_Stated problem:_ Locate all lines with the word "esetében" and copy them out.

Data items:

>>>

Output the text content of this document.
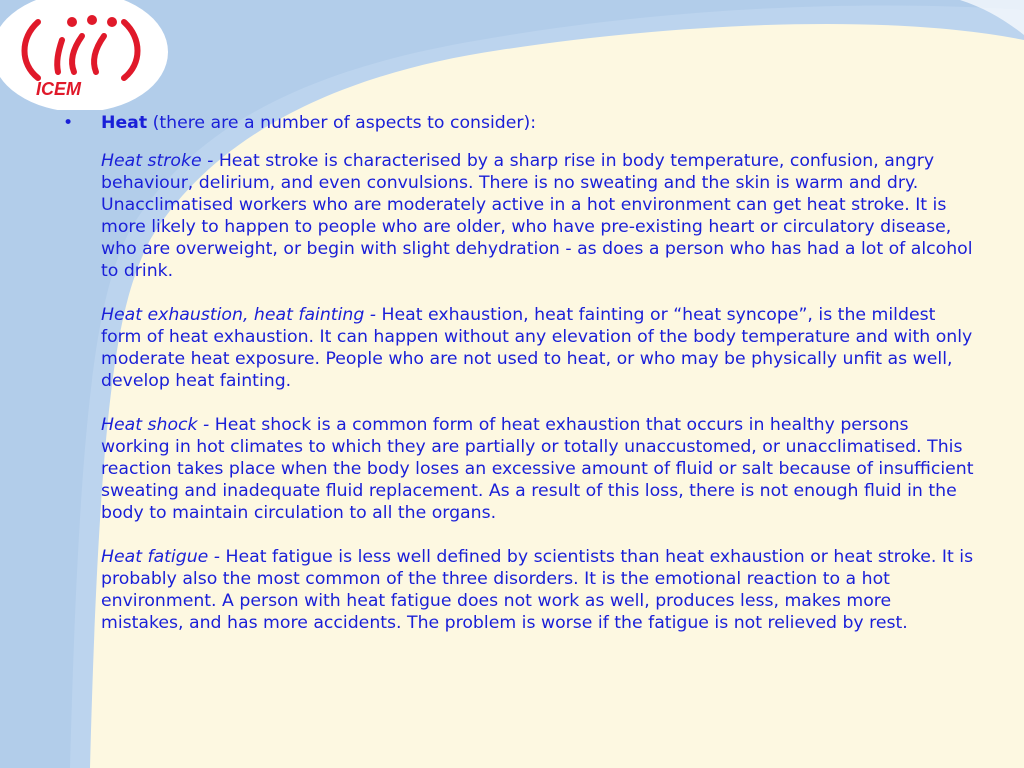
ICEM
• Heat (there are a number of aspects to consider):

Heat stroke - Heat stroke is characterised by a sharp rise in body temperature, confusion, angry behaviour, delirium, and even convulsions. There is no sweating and the skin is warm and dry. Unacclimatised workers who are moderately active in a hot environment can get heat stroke. It is more likely to happen to people who are older, who have pre-existing heart or circulatory disease, who are overweight, or begin with slight dehydration - as does a person who has had a lot of alcohol to drink.

Heat exhaustion, heat fainting - Heat exhaustion, heat fainting or “heat syncope”, is the mildest form of heat exhaustion. It can happen without any elevation of the body temperature and with only moderate heat exposure. People who are not used to heat, or who may be physically unfit as well, develop heat fainting.

Heat shock - Heat shock is a common form of heat exhaustion that occurs in healthy persons working in hot climates to which they are partially or totally unaccustomed, or unacclimatised. This reaction takes place when the body loses an excessive amount of fluid or salt because of insufficient sweating and inadequate fluid replacement. As a result of this loss, there is not enough fluid in the body to maintain circulation to all the organs.

Heat fatigue - Heat fatigue is less well defined by scientists than heat exhaustion or heat stroke. It is probably also the most common of the three disorders. It is the emotional reaction to a hot environment. A person with heat fatigue does not work as well, produces less, makes more mistakes, and has more accidents. The problem is worse if the fatigue is not relieved by rest.
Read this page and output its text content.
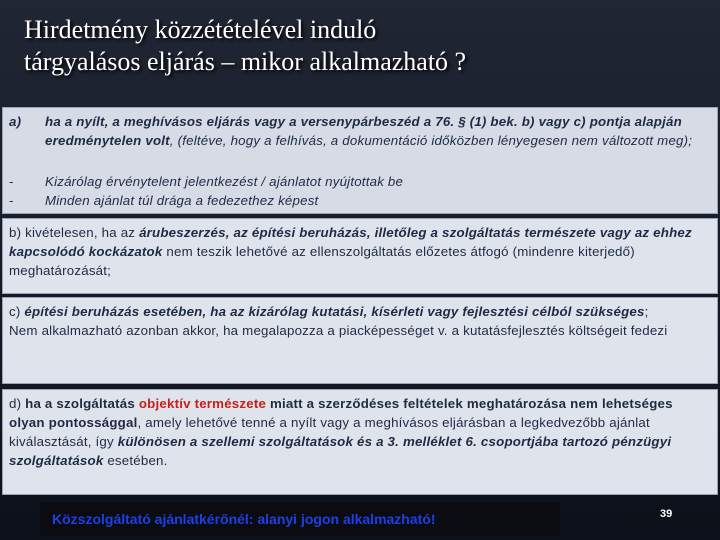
Hirdetmény közzétételével induló
tárgyalásos eljárás – mikor alkalmazható ?
a) ha a nyílt, a meghívásos eljárás vagy a versenypárbeszéd a 76. § (1) bek. b) vagy c) pontja alapján eredménytelen volt, (feltéve, hogy a felhívás, a dokumentáció időközben lényegesen nem változott meg);
- Kizárólag érvénytelent jelentkezést / ajánlatot nyújtottak be
- Minden ajánlat túl drága a fedezethez képest
b) kivételesen, ha az árubeszerzés, az építési beruházás, illetőleg a szolgáltatás természete vagy az ehhez kapcsolódó kockázatok nem teszik lehetővé az ellenszolgáltatás előzetes átfogó (mindenre kiterjedő) meghatározását;
c) építési beruházás esetében, ha az kizárólag kutatási, kísérleti vagy fejlesztési célból szükséges;
Nem alkalmazható azonban akkor, ha megalapozza a piacképességet v. a kutatásfejlesztés költségeit fedezi
d) ha a szolgáltatás objektív természete miatt a szerződéses feltételek meghatározása nem lehetséges olyan pontossággal, amely lehetővé tenné a nyílt vagy a meghívásos eljárásban a legkedvezőbb ajánlat kiválasztását, így különösen a szellemi szolgáltatások és a 3. melléklet 6. csoportjába tartozó pénzügyi szolgáltatások esetében.
Közszolgáltató ajánlatkérőnél: alanyi jogon alkalmazható!	39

<<<

_In response:_
c) építési beruházás esetében, ha az kizárólag kutatási, kísérleti vagy fejlesztési célból szükséges;
d) ha a szolgáltatás objektív természete miatt a szerződéses feltételek meghatározása nem lehetséges olyan pontossággal, amely lehetővé tenné a nyílt vagy a meghívásos eljárásban a legkedvezőbb ajánlat kiválasztását, így különösen a szellemi szolgáltatások és a 3. melléklet 6. csoportjába tartozó pénzügyi szolgáltatások esetében.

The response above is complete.